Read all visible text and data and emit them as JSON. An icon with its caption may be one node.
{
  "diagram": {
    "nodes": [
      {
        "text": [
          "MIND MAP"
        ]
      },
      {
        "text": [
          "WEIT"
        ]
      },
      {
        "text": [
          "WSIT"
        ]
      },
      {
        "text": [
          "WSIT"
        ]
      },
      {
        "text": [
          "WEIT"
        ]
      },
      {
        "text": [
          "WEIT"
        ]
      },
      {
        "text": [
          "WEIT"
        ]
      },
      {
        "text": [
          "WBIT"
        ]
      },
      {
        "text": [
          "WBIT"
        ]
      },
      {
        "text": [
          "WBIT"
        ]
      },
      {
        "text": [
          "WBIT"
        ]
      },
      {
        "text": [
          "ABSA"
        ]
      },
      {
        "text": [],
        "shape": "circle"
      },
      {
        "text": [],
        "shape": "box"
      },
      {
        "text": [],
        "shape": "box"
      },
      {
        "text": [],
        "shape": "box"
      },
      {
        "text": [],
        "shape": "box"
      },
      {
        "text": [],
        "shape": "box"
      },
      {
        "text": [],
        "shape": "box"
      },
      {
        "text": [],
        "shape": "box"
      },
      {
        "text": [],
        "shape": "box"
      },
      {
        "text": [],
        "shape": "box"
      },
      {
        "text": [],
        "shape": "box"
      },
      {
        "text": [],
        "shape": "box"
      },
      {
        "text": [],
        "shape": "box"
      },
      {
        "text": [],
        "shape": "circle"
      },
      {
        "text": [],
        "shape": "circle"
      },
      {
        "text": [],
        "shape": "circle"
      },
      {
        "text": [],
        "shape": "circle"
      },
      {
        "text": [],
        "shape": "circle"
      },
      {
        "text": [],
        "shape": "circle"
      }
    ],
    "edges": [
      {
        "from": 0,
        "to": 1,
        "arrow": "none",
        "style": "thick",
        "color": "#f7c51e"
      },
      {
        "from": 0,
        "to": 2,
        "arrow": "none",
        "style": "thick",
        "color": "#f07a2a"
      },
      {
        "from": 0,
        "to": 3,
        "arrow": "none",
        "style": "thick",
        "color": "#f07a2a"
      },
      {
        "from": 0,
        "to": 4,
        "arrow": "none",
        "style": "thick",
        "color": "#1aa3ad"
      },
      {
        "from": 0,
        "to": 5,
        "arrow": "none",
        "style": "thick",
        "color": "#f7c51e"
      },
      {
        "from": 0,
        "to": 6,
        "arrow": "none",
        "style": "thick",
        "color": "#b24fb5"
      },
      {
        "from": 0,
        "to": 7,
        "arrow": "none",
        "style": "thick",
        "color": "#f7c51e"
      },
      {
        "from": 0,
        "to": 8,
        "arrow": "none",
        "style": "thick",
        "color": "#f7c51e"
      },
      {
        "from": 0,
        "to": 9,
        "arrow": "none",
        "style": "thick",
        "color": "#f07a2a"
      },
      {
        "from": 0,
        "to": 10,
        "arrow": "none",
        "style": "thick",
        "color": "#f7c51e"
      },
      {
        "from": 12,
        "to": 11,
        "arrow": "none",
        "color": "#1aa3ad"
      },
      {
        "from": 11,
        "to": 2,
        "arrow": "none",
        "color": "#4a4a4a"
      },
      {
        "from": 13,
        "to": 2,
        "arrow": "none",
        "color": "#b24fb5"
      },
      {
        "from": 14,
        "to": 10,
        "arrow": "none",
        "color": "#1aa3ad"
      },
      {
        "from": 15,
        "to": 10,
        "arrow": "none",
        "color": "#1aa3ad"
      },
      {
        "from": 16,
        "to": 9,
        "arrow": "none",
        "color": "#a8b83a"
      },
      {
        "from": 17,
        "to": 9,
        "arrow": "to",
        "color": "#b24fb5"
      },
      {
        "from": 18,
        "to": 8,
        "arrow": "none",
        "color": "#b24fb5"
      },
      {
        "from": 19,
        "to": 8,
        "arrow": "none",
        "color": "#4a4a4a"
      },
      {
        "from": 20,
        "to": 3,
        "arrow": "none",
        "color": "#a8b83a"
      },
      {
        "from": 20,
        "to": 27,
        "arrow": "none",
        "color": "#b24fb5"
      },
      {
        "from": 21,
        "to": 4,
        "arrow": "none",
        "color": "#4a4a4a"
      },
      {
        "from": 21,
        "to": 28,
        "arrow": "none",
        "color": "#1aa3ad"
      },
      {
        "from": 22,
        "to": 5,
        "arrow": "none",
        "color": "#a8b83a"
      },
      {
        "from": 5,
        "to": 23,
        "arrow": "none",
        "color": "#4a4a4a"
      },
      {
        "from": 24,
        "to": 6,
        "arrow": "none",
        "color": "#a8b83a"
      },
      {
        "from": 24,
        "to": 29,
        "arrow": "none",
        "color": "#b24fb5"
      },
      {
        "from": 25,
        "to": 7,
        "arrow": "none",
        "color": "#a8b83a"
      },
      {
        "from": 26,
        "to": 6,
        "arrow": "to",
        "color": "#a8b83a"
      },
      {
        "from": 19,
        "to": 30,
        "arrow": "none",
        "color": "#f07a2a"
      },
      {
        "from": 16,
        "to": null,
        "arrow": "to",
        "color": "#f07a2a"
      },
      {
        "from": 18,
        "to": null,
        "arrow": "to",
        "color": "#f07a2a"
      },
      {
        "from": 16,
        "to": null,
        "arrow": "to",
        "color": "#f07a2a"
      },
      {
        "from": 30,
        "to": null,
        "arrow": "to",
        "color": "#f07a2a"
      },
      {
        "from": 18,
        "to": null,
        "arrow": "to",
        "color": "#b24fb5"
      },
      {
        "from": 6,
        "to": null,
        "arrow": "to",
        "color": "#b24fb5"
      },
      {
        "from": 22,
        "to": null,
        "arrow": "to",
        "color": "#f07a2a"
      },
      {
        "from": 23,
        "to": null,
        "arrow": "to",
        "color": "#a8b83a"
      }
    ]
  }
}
==*==
-- Problem --
Word for word, quote all of the data above.

-- Task solution --
Read all visible text and data and emit them as JSON. An icon with its caption may be one node.
{
  "diagram": {
    "nodes": [
      {
        "text": [
          "MIND MAP"
        ]
      },
      {
        "text": [
          "WEIT"
        ]
      },
      {
        "text": [
          "WSIT"
        ]
      },
      {
        "text": [
          "WSIT"
        ]
      },
      {
        "text": [
          "WEIT"
        ]
      },
      {
        "text": [
          "WEIT"
        ]
      },
      {
        "text": [
          "WEIT"
        ]
      },
      {
        "text": [
          "WBIT"
        ]
      },
      {
        "text": [
          "WBIT"
        ]
      },
      {
        "text": [
          "WBIT"
        ]
      },
      {
        "text": [
          "WBIT"
        ]
      },
      {
        "text": [
          "ABSA"
        ]
      },
      {
        "text": [],
        "shape": "circle"
      },
      {
        "text": [],
        "shape": "box"
      },
      {
        "text": [],
        "shape": "box"
      },
      {
        "text": [],
        "shape": "box"
      },
      {
        "text": [],
        "shape": "box"
      },
      {
        "text": [],
        "shape": "box"
      },
      {
        "text": [],
        "shape": "box"
      },
      {
        "text": [],
        "shape": "box"
      },
      {
        "text": [],
        "shape": "box"
      },
      {
        "text": [],
        "shape": "box"
      },
      {
        "text": [],
        "shape": "box"
      },
      {
        "text": [],
        "shape": "box"
      },
      {
        "text": [],
        "shape": "box"
      },
      {
        "text": [],
        "shape": "circle"
      },
      {
        "text": [],
        "shape": "circle"
      },
      {
        "text": [],
        "shape": "circle"
      },
      {
        "text": [],
        "shape": "circle"
      },
      {
        "text": [],
        "shape": "circle"
      },
      {
        "text": [],
        "shape": "circle"
      }
    ],
    "edges": [
      {
        "from": 0,
        "to": 1,
        "arrow": "none",
        "style": "thick",
        "color": "#f7c51e"
      },
      {
        "from": 0,
        "to": 2,
        "arrow": "none",
        "style": "thick",
        "color": "#f07a2a"
      },
      {
        "from": 0,
        "to": 3,
        "arrow": "none",
        "style": "thick",
        "color": "#f07a2a"
      },
      {
        "from": 0,
        "to": 4,
        "arrow": "none",
        "style": "thick",
        "color": "#1aa3ad"
      },
      {
        "from": 0,
        "to": 5,
        "arrow": "none",
        "style": "thick",
        "color": "#f7c51e"
      },
      {
        "from": 0,
        "to": 6,
        "arrow": "none",
        "style": "thick",
        "color": "#b24fb5"
      },
      {
        "from": 0,
        "to": 7,
        "arrow": "none",
        "style": "thick",
        "color": "#f7c51e"
      },
      {
        "from": 0,
        "to": 8,
        "arrow": "none",
        "style": "thick",
        "color": "#f7c51e"
      },
      {
        "from": 0,
        "to": 9,
        "arrow": "none",
        "style": "thick",
        "color": "#f07a2a"
      },
      {
        "from": 0,
        "to": 10,
        "arrow": "none",
        "style": "thick",
        "color": "#f7c51e"
      },
      {
        "from": 12,
        "to": 11,
        "arrow": "none",
        "color": "#1aa3ad"
      },
      {
        "from": 11,
        "to": 2,
        "arrow": "none",
        "color": "#4a4a4a"
      },
      {
        "from": 13,
        "to": 2,
        "arrow": "none",
        "color": "#b24fb5"
      },
      {
        "from": 14,
        "to": 10,
        "arrow": "none",
        "color": "#1aa3ad"
      },
      {
        "from": 15,
        "to": 10,
        "arrow": "none",
        "color": "#1aa3ad"
      },
      {
        "from": 16,
        "to": 9,
        "arrow": "none",
        "color": "#a8b83a"
      },
      {
        "from": 17,
        "to": 9,
        "arrow": "to",
        "color": "#b24fb5"
      },
      {
        "from": 18,
        "to": 8,
        "arrow": "none",
        "color": "#b24fb5"
      },
      {
        "from": 19,
        "to": 8,
        "arrow": "none",
        "color": "#4a4a4a"
      },
      {
        "from": 20,
        "to": 3,
        "arrow": "none",
        "color": "#a8b83a"
      },
      {
        "from": 20,
        "to": 27,
        "arrow": "none",
        "color": "#b24fb5"
      },
      {
        "from": 21,
        "to": 4,
        "arrow": "none",
        "color": "#4a4a4a"
      },
      {
        "from": 21,
        "to": 28,
        "arrow": "none",
        "color": "#1aa3ad"
      },
      {
        "from": 22,
        "to": 5,
        "arrow": "none",
        "color": "#a8b83a"
      },
      {
        "from": 5,
        "to": 23,
        "arrow": "none",
        "color": "#4a4a4a"
      },
      {
        "from": 24,
        "to": 6,
        "arrow": "none",
        "color": "#a8b83a"
      },
      {
        "from": 24,
        "to": 29,
        "arrow": "none",
        "color": "#b24fb5"
      },
      {
        "from": 25,
        "to": 7,
        "arrow": "none",
        "color": "#a8b83a"
      },
      {
        "from": 26,
        "to": 6,
        "arrow": "to",
        "color": "#a8b83a"
      },
      {
        "from": 19,
        "to": 30,
        "arrow": "none",
        "color": "#f07a2a"
      },
      {
        "from": 16,
        "to": null,
        "arrow": "to",
        "color": "#f07a2a"
      },
      {
        "from": 18,
        "to": null,
        "arrow": "to",
        "color": "#f07a2a"
      },
      {
        "from": 16,
        "to": null,
        "arrow": "to",
        "color": "#f07a2a"
      },
      {
        "from": 30,
        "to": null,
        "arrow": "to",
        "color": "#f07a2a"
      },
      {
        "from": 18,
        "to": null,
        "arrow": "to",
        "color": "#b24fb5"
      },
      {
        "from": 6,
        "to": null,
        "arrow": "to",
        "color": "#b24fb5"
      },
      {
        "from": 22,
        "to": null,
        "arrow": "to",
        "color": "#f07a2a"
      },
      {
        "from": 23,
        "to": null,
        "arrow": "to",
        "color": "#a8b83a"
      }
    ]
  }
}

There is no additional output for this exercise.